Data records:
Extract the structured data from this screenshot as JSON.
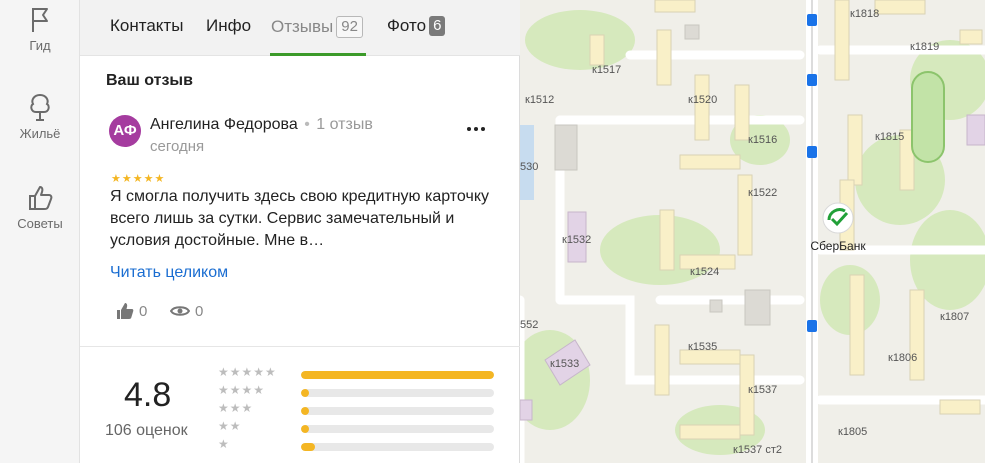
{
  "sidebar": {
    "items": [
      {
        "label": "Гид",
        "icon": "flag-icon"
      },
      {
        "label": "Жильё",
        "icon": "tree-icon"
      },
      {
        "label": "Советы",
        "icon": "thumbs-up-icon"
      }
    ]
  },
  "tabs": [
    {
      "label": "Контакты"
    },
    {
      "label": "Инфо"
    },
    {
      "label": "Отзывы",
      "count": "92",
      "active": true
    },
    {
      "label": "Фото",
      "count": "6"
    }
  ],
  "review": {
    "section_title": "Ваш отзыв",
    "avatar_initials": "АФ",
    "author": "Ангелина Федорова",
    "author_reviews": "1 отзыв",
    "date": "сегодня",
    "stars": "★★★★★",
    "text": "Я смогла получить здесь свою кредитную карточку всего лишь за сутки. Сервис замечательный и условия достойные. Мне в…",
    "read_more": "Читать целиком",
    "likes": "0",
    "views": "0"
  },
  "rating": {
    "value": "4.8",
    "label": "106 оценок",
    "distribution": [
      {
        "stars": "★★★★★",
        "share": 1.0
      },
      {
        "stars": "★★★★",
        "share": 0.02
      },
      {
        "stars": "★★★",
        "share": 0.04
      },
      {
        "stars": "★★",
        "share": 0.02
      },
      {
        "stars": "★",
        "share": 0.07
      }
    ]
  },
  "map": {
    "bank_name": "СберБанк",
    "buildings": [
      "к1818",
      "к1819",
      "к1517",
      "к1512",
      "к1520",
      "к1516",
      "к1815",
      "530",
      "к1522",
      "к1532",
      "к1524",
      "к1807",
      "552",
      "к1535",
      "к1533",
      "к1806",
      "к1537",
      "к1805",
      "к1537 ст2"
    ]
  },
  "colors": {
    "accent_green": "#3b9a29",
    "star_yellow": "#f4b623",
    "link_blue": "#1a6dd1",
    "avatar_purple": "#a53c9f"
  }
}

Job> Check each line of the data above for the string "icon", then report how many lines have it, with no other words.

Solution> 3